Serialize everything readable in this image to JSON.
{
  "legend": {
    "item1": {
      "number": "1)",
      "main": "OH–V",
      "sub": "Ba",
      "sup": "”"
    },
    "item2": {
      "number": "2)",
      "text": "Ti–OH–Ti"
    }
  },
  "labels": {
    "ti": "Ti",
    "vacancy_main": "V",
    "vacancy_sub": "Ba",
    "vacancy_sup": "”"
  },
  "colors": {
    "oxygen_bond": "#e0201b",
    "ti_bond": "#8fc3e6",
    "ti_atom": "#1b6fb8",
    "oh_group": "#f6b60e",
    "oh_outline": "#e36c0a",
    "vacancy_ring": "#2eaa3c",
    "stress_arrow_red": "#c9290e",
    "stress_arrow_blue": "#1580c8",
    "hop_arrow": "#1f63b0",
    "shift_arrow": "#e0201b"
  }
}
····················
# Aim:
Reproduce each entry from the records above, character for character.

# Task result:
Serialize everything readable in this image to JSON.
{
  "legend": {
    "item1": {
      "number": "1)",
      "main": "OH–V",
      "sub": "Ba",
      "sup": "”"
    },
    "item2": {
      "number": "2)",
      "text": "Ti–OH–Ti"
    }
  },
  "labels": {
    "ti": "Ti",
    "vacancy_main": "V",
    "vacancy_sub": "Ba",
    "vacancy_sup": "”"
  },
  "colors": {
    "oxygen_bond": "#e0201b",
    "ti_bond": "#8fc3e6",
    "ti_atom": "#1b6fb8",
    "oh_group": "#f6b60e",
    "oh_outline": "#e36c0a",
    "vacancy_ring": "#2eaa3c",
    "stress_arrow_red": "#c9290e",
    "stress_arrow_blue": "#1580c8",
    "hop_arrow": "#1f63b0",
    "shift_arrow": "#e0201b"
  }
}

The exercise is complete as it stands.